To overcome these limitations, this model employs an end-to-end Image-to-Text paradigm. It treats the meter reading task as a direct generation problem, taking an entire meter image as input and producing the numerical reading (e.g., "8430.6") as a text sequence. This simplifies the pipeline and leverages global image context for higher accuracy.
The core of the model is a Large Vision-Language Model (LVLM) with two main components:
- Vision Encoder: A Vision Transformer (ViT) that encodes the input image into a series of rich feature vectors. ViT's global receptive field allows it to capture key details and spatial relationships, making it resilient to minor rotations, scaling, or occlusions.
- Language Decoder: A large-scale autoregressive language model that processes the visual features and generates the final text output character by character. Its pre-training on vast text corpora enables it to understand the logical structure of numerical sequences (like decimal points), preventing common-sense errors.
Intended uses & limitations
This model is intended for developers and researchers working on automated utility meter reading systems. It can be directly integrated into applications requiring the extraction of numerical data from meter images. By replacing complex multi-model pipelines, it can significantly reduce development and maintenance overhead.

DATASET CONTENT -
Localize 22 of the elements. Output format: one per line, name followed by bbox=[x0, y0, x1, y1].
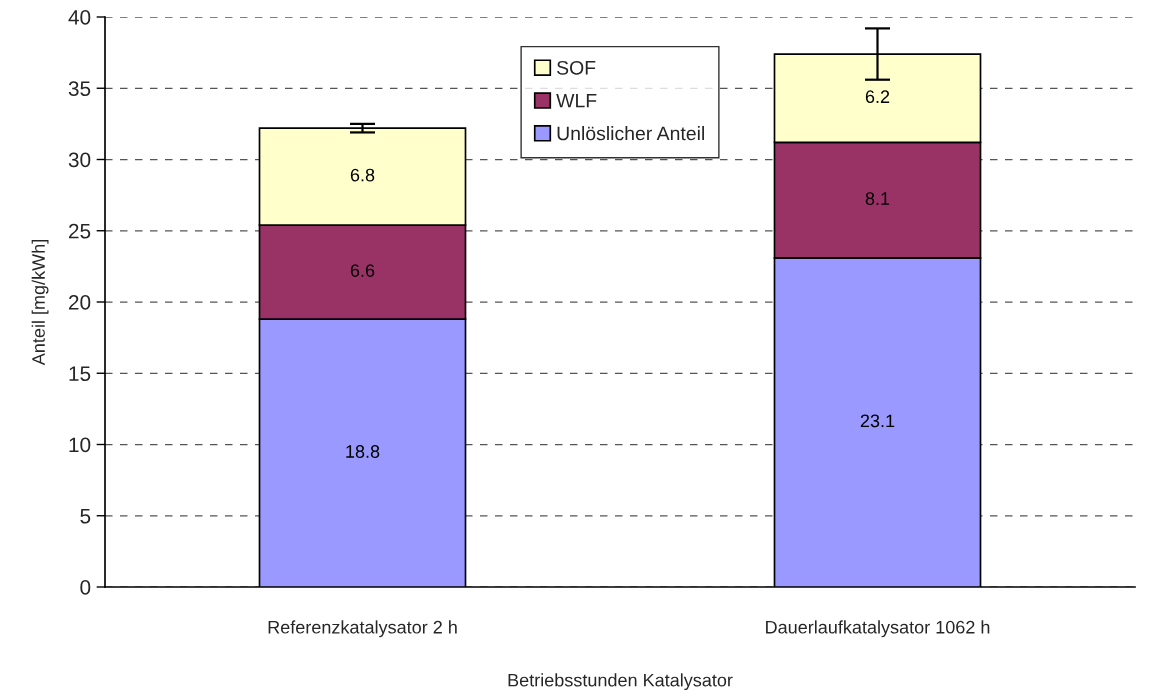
y-axis-title: Anteil [mg/kWh] bbox=[31, 240, 49, 366]
y-tick-label: 10 bbox=[69, 437, 91, 453]
x-tick-label: Referenzkatalysator 2 h bbox=[268, 620, 457, 638]
y-tick-label: 35 bbox=[68, 81, 91, 96]
y-tick-label: 15 bbox=[69, 366, 91, 381]
data-label: 8.1 bbox=[865, 192, 890, 205]
x-axis-title: Betriebsstunden Katalysator bbox=[508, 673, 733, 691]
x-tick-label: Dauerlaufkatalysator 1062 h bbox=[766, 620, 990, 638]
legend-label: SOF bbox=[557, 60, 596, 75]
legend-label: WLF bbox=[556, 93, 597, 108]
y-tick-label: 25 bbox=[68, 223, 91, 239]
data-label: 6.2 bbox=[865, 90, 890, 104]
data-label: 6.8 bbox=[350, 168, 375, 182]
data-label: 23.1 bbox=[860, 414, 895, 428]
data-label: 6.6 bbox=[350, 264, 375, 277]
y-tick-label: 20 bbox=[68, 295, 91, 310]
data-label: 18.8 bbox=[346, 445, 380, 458]
legend-label: Unlöslicher Anteil bbox=[557, 126, 704, 141]
y-tick-label: 0 bbox=[80, 580, 91, 595]
y-tick-label: 30 bbox=[68, 152, 91, 168]
y-tick-label: 5 bbox=[80, 508, 91, 524]
y-tick-label: 40 bbox=[68, 10, 91, 25]
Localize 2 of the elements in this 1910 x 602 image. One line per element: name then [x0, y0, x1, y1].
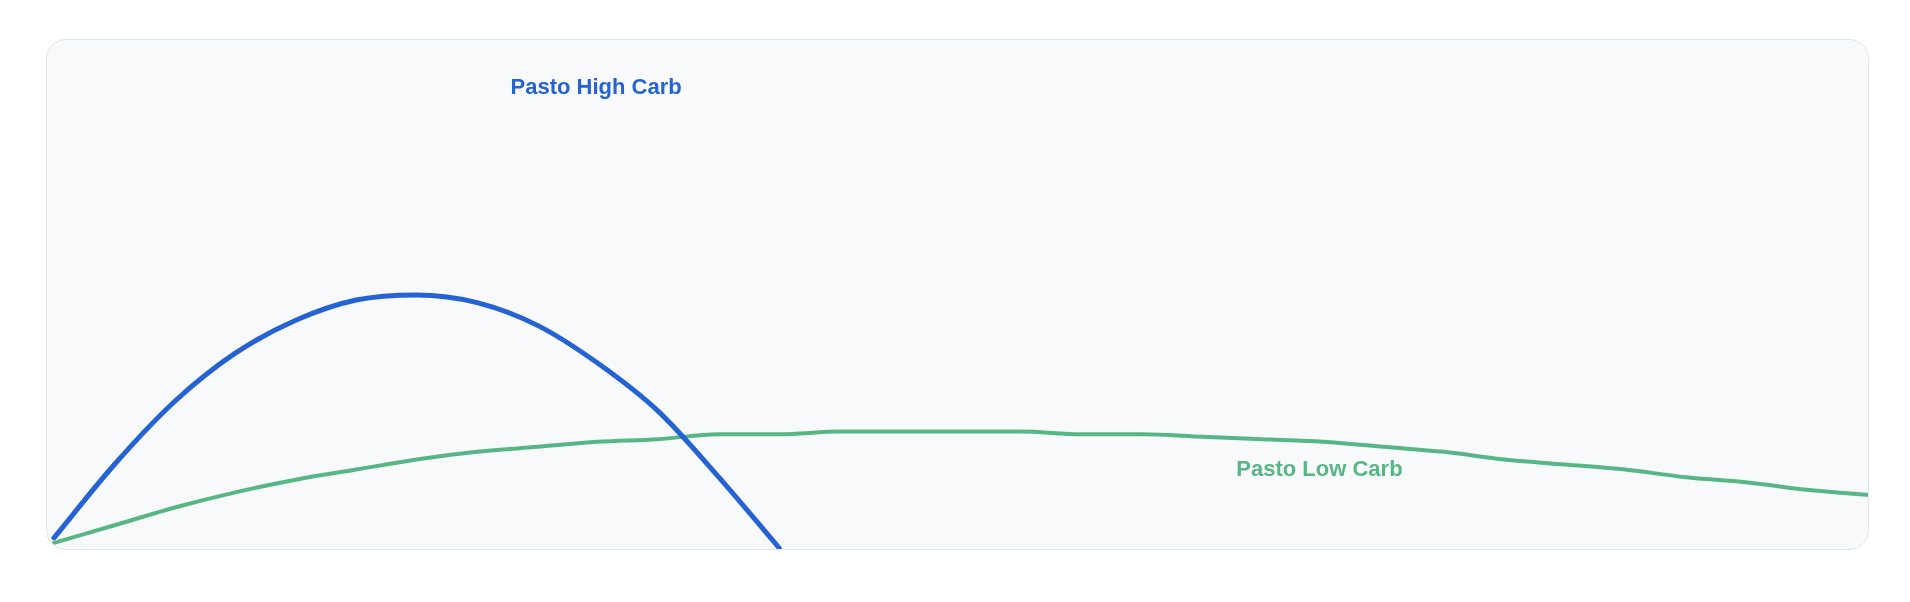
series-label: Pasto Low Carb — [1236, 456, 1403, 482]
text: Pasto High Carb — [510, 73, 682, 99]
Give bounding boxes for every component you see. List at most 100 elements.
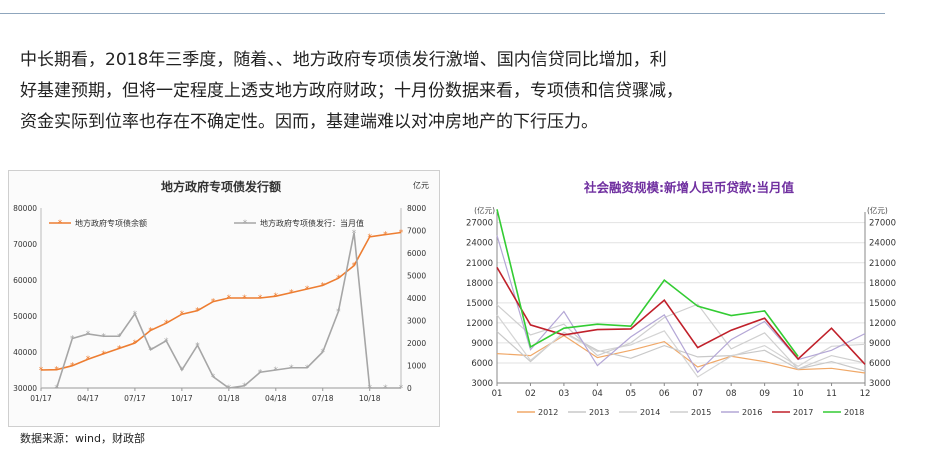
chart2-ytick-left: 27000 — [466, 219, 493, 229]
chart1-series-point: * — [305, 364, 310, 374]
paragraph-line-1: 中长期看，2018年三季度，随着、、地方政府专项债发行激增、国内信贷同比增加，利 — [20, 50, 667, 70]
chart1-ytick-left: 70000 — [13, 240, 37, 249]
chart2-ytick-left: 12000 — [466, 319, 493, 329]
chart1-xtick-label: 10/17 — [171, 394, 193, 403]
chart2-legend-label: 2014 — [640, 408, 660, 417]
chart1-series-point: * — [54, 366, 59, 376]
chart2-series-line-2017 — [496, 266, 866, 365]
chart2-ytick-right: 15000 — [869, 299, 896, 309]
chart1-series-point: * — [211, 298, 216, 308]
chart1-series-line-0 — [40, 231, 402, 371]
chart1-series-point: * — [101, 332, 106, 342]
chart1-series-point: * — [133, 339, 138, 349]
chart1-ytick-left: 50000 — [13, 312, 37, 321]
chart1-series-line-1 — [55, 232, 401, 389]
chart1-series-point: * — [320, 281, 325, 291]
chart1-xtick-label: 01/18 — [218, 394, 240, 403]
chart1-series-point: * — [367, 233, 372, 243]
chart1-ytick-right: 2000 — [407, 339, 426, 348]
chart2-legend-label: 2016 — [742, 408, 762, 417]
new-rmb-loans-chart-panel: 社会融资规模:新增人民币贷款:当月值 (亿元) (亿元) 3000 3000 6000 60… — [455, 170, 923, 425]
chart1-series-point: * — [86, 355, 91, 365]
chart2-legend-label: 2018 — [844, 408, 864, 417]
chart2-xtick-label: 07 — [692, 389, 703, 399]
chart1-series-point: * — [289, 289, 294, 299]
chart1-xtick-label: 07/17 — [124, 394, 146, 403]
chart2-xtick-label: 06 — [659, 389, 670, 399]
chart2-xtick-label: 02 — [525, 389, 536, 399]
chart1-series-point: * — [70, 362, 75, 372]
chart1-series-point: * — [258, 368, 263, 378]
chart2-legend-label: 2017 — [793, 408, 813, 417]
chart1-xtick-label: 01/17 — [30, 394, 52, 403]
chart2-series-line-2015 — [496, 303, 866, 370]
chart1-series-point: * — [54, 384, 59, 394]
chart2-series-line-2016 — [496, 235, 866, 374]
chart1-ytick-right: 4000 — [407, 294, 426, 303]
chart1-series-point: * — [148, 326, 153, 336]
chart2-title: 社会融资规模:新增人民币贷款:当月值 — [583, 180, 794, 195]
chart2-xtick-label: 03 — [558, 389, 569, 399]
chart2-series-line-2018 — [496, 209, 799, 357]
chart1-series-point: * — [289, 364, 294, 374]
chart1-ytick-left: 60000 — [13, 276, 37, 285]
chart2-legend-label: 2013 — [589, 408, 609, 417]
chart1-series-point: * — [86, 330, 91, 340]
chart2-xtick-label: 12 — [860, 389, 871, 399]
chart2-xtick-label: 10 — [793, 389, 804, 399]
chart1-series-point: * — [133, 310, 138, 320]
chart1-legend-marker: * — [58, 219, 63, 229]
chart2-series-line-2014 — [496, 314, 866, 378]
chart1-series-point: * — [383, 384, 388, 394]
chart1-xtick-label: 07/18 — [312, 394, 334, 403]
chart1-series-point: * — [305, 285, 310, 295]
chart1-ytick-right: 7000 — [407, 227, 426, 236]
chart1-series-point: * — [117, 344, 122, 354]
chart1-legend-label: 地方政府专项债发行：当月值 — [260, 218, 364, 228]
chart2-ytick-left: 3000 — [471, 379, 493, 389]
analysis-paragraph: 中长期看，2018年三季度，随着、、地方政府专项债发行激增、国内信贷同比增加，利… — [20, 45, 900, 138]
chart2-ytick-left: 6000 — [471, 359, 493, 369]
chart2-ytick-right: 3000 — [869, 379, 891, 389]
chart1-series-point: * — [336, 274, 341, 284]
chart2-xtick-label: 04 — [592, 389, 603, 399]
chart1-title: 地方政府专项债发行额 — [161, 179, 281, 194]
chart1-series-point: * — [195, 307, 200, 317]
chart1-series-point: * — [101, 350, 106, 360]
chart2-right-unit: (亿元) — [867, 205, 888, 215]
chart1-series-point: * — [148, 346, 153, 356]
chart1-ytick-right: 1000 — [407, 362, 426, 371]
top-divider-line — [0, 13, 885, 14]
chart1-series-point: * — [367, 384, 372, 394]
chart1-xtick-label: 10/18 — [359, 394, 381, 403]
chart1-series-point: * — [180, 310, 185, 320]
chart1-ytick-right: 5000 — [407, 272, 426, 281]
chart1-series-point: * — [383, 231, 388, 241]
chart2-ytick-right: 6000 — [869, 359, 891, 369]
chart1-series-point: * — [39, 366, 44, 376]
chart1-right-unit: 亿元 — [413, 180, 429, 190]
chart2-xtick-label: 01 — [492, 389, 503, 399]
chart1-xtick-label: 04/18 — [265, 394, 287, 403]
chart1-series-point: * — [180, 366, 185, 376]
chart2-ytick-right: 21000 — [869, 259, 896, 269]
chart1-series-point: * — [117, 332, 122, 342]
chart2-legend-label: 2012 — [538, 408, 558, 417]
chart1-ytick-right: 3000 — [407, 317, 426, 326]
chart1-series-point: * — [258, 294, 263, 304]
chart2-ytick-right: 27000 — [869, 219, 896, 229]
chart1-series-point: * — [164, 319, 169, 329]
chart2-xtick-label: 11 — [826, 389, 837, 399]
chart1-ytick-left: 30000 — [13, 384, 37, 393]
chart1-series-point: * — [195, 341, 200, 351]
chart2-ytick-right: 18000 — [869, 279, 896, 289]
chart2-series-line-2013 — [496, 331, 866, 372]
chart2-ytick-right: 24000 — [869, 239, 896, 249]
chart2-xtick-label: 08 — [726, 389, 737, 399]
chart1-series-point: * — [274, 292, 279, 302]
chart1-ytick-right: 0 — [407, 384, 412, 393]
chart1-series-point: * — [399, 384, 404, 394]
chart1-xtick-label: 04/17 — [77, 394, 99, 403]
chart1-ytick-right: 6000 — [407, 249, 426, 258]
chart1-ytick-right: 8000 — [407, 204, 426, 213]
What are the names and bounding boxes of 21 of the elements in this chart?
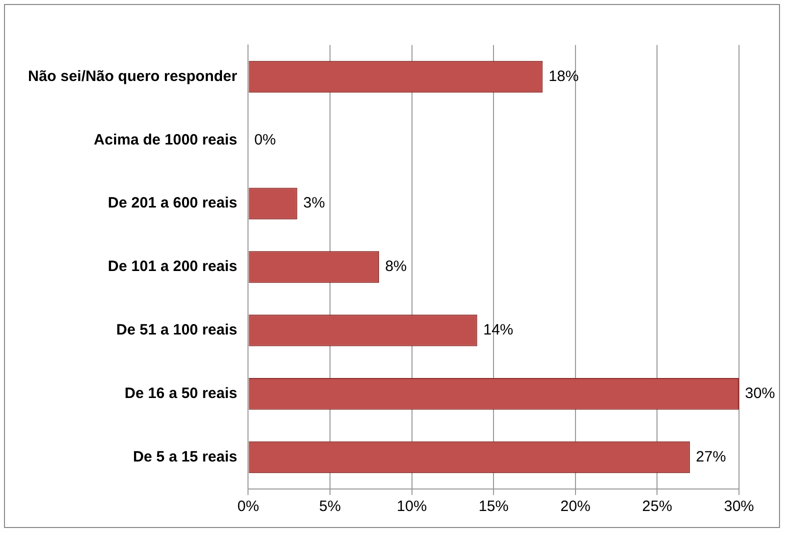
x-tick-label: 30% xyxy=(724,498,754,516)
x-tick-label: 10% xyxy=(396,498,427,516)
y-tick-label: De 5 a 15 reais xyxy=(132,448,238,466)
y-tick-label: De 16 a 50 reais xyxy=(124,385,238,402)
y-tick-label: Acima de 1000 reais xyxy=(94,131,238,148)
data-label: 0% xyxy=(254,131,276,148)
data-label: 14% xyxy=(483,322,514,339)
x-tick-label: 15% xyxy=(478,498,509,516)
x-tick-label: 20% xyxy=(560,498,590,516)
data-label: 3% xyxy=(303,194,325,212)
data-label: 8% xyxy=(385,258,407,276)
x-tick-label: 0% xyxy=(237,498,260,516)
x-tick-label: 5% xyxy=(319,498,341,516)
y-tick-label: De 101 a 200 reais xyxy=(108,258,238,276)
data-label: 18% xyxy=(548,68,579,85)
y-tick-label: De 51 a 100 reais xyxy=(116,322,238,339)
y-tick-label: Não sei/Não quero responder xyxy=(28,68,238,85)
x-tick-label: 25% xyxy=(642,498,672,516)
data-label: 27% xyxy=(696,448,726,466)
data-label: 30% xyxy=(745,385,776,402)
y-tick-label: De 201 a 600 reais xyxy=(108,194,238,212)
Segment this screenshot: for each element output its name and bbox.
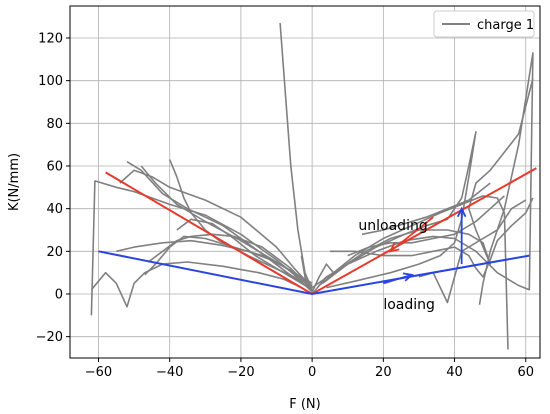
ticks: −60 −40 −20 0 20 40 60 −20 0 20 40 60 80 100 120 [36, 32, 534, 381]
series-line-charge-1 [418, 199, 527, 304]
series-line-charge-1 [176, 218, 313, 291]
series-line-charge-1 [311, 52, 534, 305]
series-line-charge-1 [347, 195, 505, 257]
x-axis-label: F (N) [289, 397, 320, 412]
series-line-charge-1 [279, 23, 313, 291]
x-tick-label: −20 [227, 365, 254, 380]
reference-line [98, 250, 530, 296]
y-tick-label: 120 [38, 32, 63, 47]
y-tick-label: 80 [46, 117, 63, 132]
x-tick-label: −40 [156, 365, 183, 380]
y-tick-label: 60 [46, 160, 63, 175]
legend: charge 1 [433, 10, 535, 38]
series-line-charge-1 [322, 131, 477, 289]
plot-frame [69, 5, 541, 359]
series-line-charge-1 [119, 169, 313, 289]
arrow-head [388, 242, 400, 253]
series-line-charge-1 [311, 195, 509, 350]
x-tick-label: 0 [308, 365, 316, 380]
annotation-text: unloading [358, 218, 427, 234]
y-tick-label: 0 [55, 288, 63, 303]
series-line-charge-1 [329, 197, 534, 278]
series-layer [90, 23, 534, 350]
x-tick-label: −60 [85, 365, 112, 380]
legend-label: charge 1 [477, 18, 534, 33]
x-tick-label: 40 [446, 365, 463, 380]
y-tick-label: 100 [38, 74, 63, 89]
arrow-shaft [383, 273, 413, 285]
annotations: unloading loading [358, 218, 435, 313]
arrow-head [402, 272, 414, 282]
series-line-charge-1 [126, 161, 313, 291]
arrow-shaft [389, 216, 434, 253]
annotation-text: loading [383, 297, 435, 313]
y-tick-label: 40 [46, 202, 63, 217]
series-line-charge-1 [361, 182, 491, 236]
series-line-charge-1 [318, 78, 534, 287]
series-line-charge-1 [116, 239, 313, 284]
arrows [383, 206, 467, 285]
x-tick-label: 20 [375, 365, 392, 380]
legend-box [433, 10, 535, 38]
y-tick-label: −20 [36, 330, 63, 345]
y-axis-label: K(N/mm) [7, 153, 22, 211]
arrow-head [456, 206, 467, 218]
y-tick-label: 20 [46, 245, 63, 260]
x-tick-label: 60 [517, 365, 534, 380]
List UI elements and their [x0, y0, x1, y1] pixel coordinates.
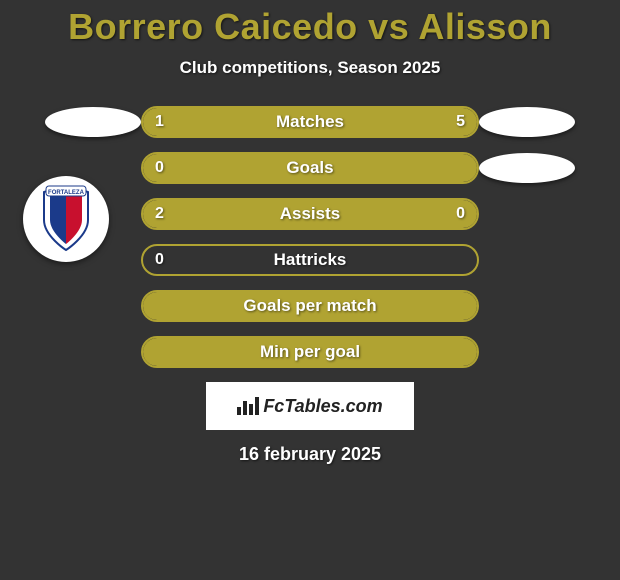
- club-badge-left: FORTALEZA: [10, 176, 122, 262]
- stat-label: Hattricks: [143, 250, 477, 270]
- svg-text:FORTALEZA: FORTALEZA: [48, 190, 85, 196]
- date-text: 16 february 2025: [0, 444, 620, 465]
- stat-row: 1 Matches 5: [0, 106, 620, 138]
- player-left-ellipse: [45, 107, 141, 137]
- stat-label: Goals per match: [143, 296, 477, 316]
- stat-right-value: 0: [456, 205, 465, 223]
- page-title: Borrero Caicedo vs Alisson: [0, 0, 620, 48]
- player-right-ellipse: [479, 107, 575, 137]
- stat-label: Min per goal: [143, 342, 477, 362]
- stat-bar-min-per-goal: Min per goal: [141, 336, 479, 368]
- right-slot: [479, 153, 575, 183]
- stat-bar-hattricks: 0 Hattricks: [141, 244, 479, 276]
- stat-right-value: 5: [456, 113, 465, 131]
- stat-bar-goals-per-match: Goals per match: [141, 290, 479, 322]
- right-slot: [479, 107, 575, 137]
- stat-label: Matches: [143, 112, 477, 132]
- shield-icon: FORTALEZA: [36, 184, 96, 254]
- stat-bar-goals: 0 Goals: [141, 152, 479, 184]
- stat-row: Goals per match: [0, 290, 620, 322]
- bars-icon: [237, 397, 259, 415]
- fctables-branding: FcTables.com: [206, 382, 414, 430]
- stat-row: Min per goal: [0, 336, 620, 368]
- branding-text: FcTables.com: [263, 396, 382, 417]
- stat-bar-assists: 2 Assists 0: [141, 198, 479, 230]
- left-slot: [45, 107, 141, 137]
- player-right-ellipse: [479, 153, 575, 183]
- stat-bar-matches: 1 Matches 5: [141, 106, 479, 138]
- stat-label: Assists: [143, 204, 477, 224]
- stat-label: Goals: [143, 158, 477, 178]
- fortaleza-badge: FORTALEZA: [23, 176, 109, 262]
- subtitle: Club competitions, Season 2025: [0, 58, 620, 78]
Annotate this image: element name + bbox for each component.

TASK OBJECTIVE -
Continue the passage describing the image-to-text meter reading model, starting right after its final sentence about reducing development and maintenance overhead.

SOLVED EXERCISE -
While designed for robustness, performance may vary with out-of-distribution images that differ significantly from the training data in terms of meter type, image quality, or environmental conditions.
Training and evaluation data
The training data consists of 841 manually annotated images of electricity meters, provided for a course and therefore not publicly available. We partitioned 1/10 of the data as the validation set (origin_detection_val
) and the rest as the training set (origin_detection
). To ensure format consistency during training, all target readings were formatted into a standardized six-digit representation, with leading and trailing zeros preserved.
Training procedure
The model was trained using Supervised Fine-Tuning (SFT) on the pre-trained Qwen/Qwen2.5-VL-7B-Instruct
model. The open-source LLaMA-Factory framework was utilized for the training process.
To enhance the model's generalization capabilities, the following data augmentation techniques were applied online during training:
- Random adjustments to brightness and contrast.
- Minor affine transformations.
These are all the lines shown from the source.